*WRITTEN EXERCISE*.
Repeat the records word for word, excluding any picture.

*THE INPUT*.
>> BEGIN

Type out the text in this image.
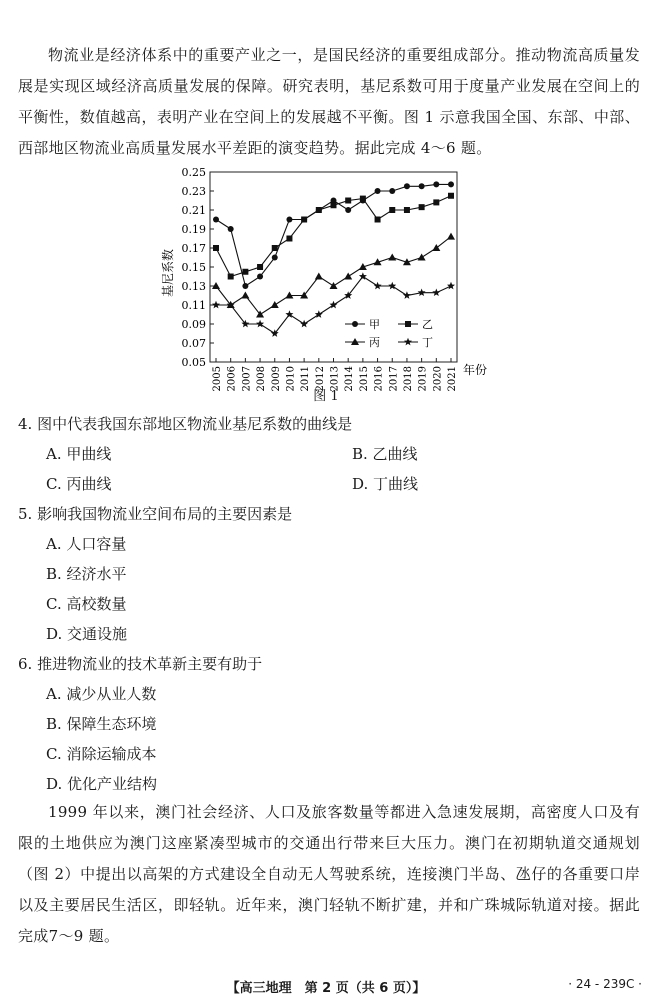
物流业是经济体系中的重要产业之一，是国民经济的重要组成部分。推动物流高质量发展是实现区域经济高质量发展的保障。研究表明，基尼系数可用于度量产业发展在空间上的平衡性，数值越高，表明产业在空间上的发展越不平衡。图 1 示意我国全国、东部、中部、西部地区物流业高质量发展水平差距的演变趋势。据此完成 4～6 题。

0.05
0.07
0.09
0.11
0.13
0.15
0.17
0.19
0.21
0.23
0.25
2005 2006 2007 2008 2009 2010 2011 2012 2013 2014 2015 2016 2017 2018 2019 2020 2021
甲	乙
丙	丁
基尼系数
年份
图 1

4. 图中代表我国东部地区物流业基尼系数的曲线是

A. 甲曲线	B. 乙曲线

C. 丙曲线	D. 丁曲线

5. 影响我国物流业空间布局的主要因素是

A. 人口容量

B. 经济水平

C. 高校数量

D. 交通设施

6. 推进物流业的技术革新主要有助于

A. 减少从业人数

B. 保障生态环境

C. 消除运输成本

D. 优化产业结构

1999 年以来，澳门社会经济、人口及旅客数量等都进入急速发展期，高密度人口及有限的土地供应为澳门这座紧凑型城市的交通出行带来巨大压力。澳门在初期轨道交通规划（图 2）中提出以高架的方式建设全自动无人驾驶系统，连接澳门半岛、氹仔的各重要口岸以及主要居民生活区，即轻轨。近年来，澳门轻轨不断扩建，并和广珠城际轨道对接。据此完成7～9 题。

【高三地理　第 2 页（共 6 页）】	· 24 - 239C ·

>> END

*EXPECTED ANSWER*.
Type out the text in this image.
物流业是经济体系中的重要产业之一，是国民经济的重要组成部分。推动物流高质量发展是实现区域经济高质量发展的保障。研究表明，基尼系数可用于度量产业发展在空间上的平衡性，数值越高，表明产业在空间上的发展越不平衡。图 1 示意我国全国、东部、中部、西部地区物流业高质量发展水平差距的演变趋势。据此完成 4～6 题。

0.05
0.07
0.09
0.11
0.13
0.15
0.17
0.19
0.21
0.23
0.25
2005 2006 2007 2008 2009 2010 2011 2012 2013 2014 2015 2016 2017 2018 2019 2020 2021
甲	乙
丙	丁
基尼系数
年份
图 1

4. 图中代表我国东部地区物流业基尼系数的曲线是

A. 甲曲线	B. 乙曲线

C. 丙曲线	D. 丁曲线

5. 影响我国物流业空间布局的主要因素是

A. 人口容量

B. 经济水平

C. 高校数量

D. 交通设施

6. 推进物流业的技术革新主要有助于

A. 减少从业人数

B. 保障生态环境

C. 消除运输成本

D. 优化产业结构

1999 年以来，澳门社会经济、人口及旅客数量等都进入急速发展期，高密度人口及有限的土地供应为澳门这座紧凑型城市的交通出行带来巨大压力。澳门在初期轨道交通规划（图 2）中提出以高架的方式建设全自动无人驾驶系统，连接澳门半岛、氹仔的各重要口岸以及主要居民生活区，即轻轨。近年来，澳门轻轨不断扩建，并和广珠城际轨道对接。据此完成7～9 题。

【高三地理　第 2 页（共 6 页）】	· 24 - 239C ·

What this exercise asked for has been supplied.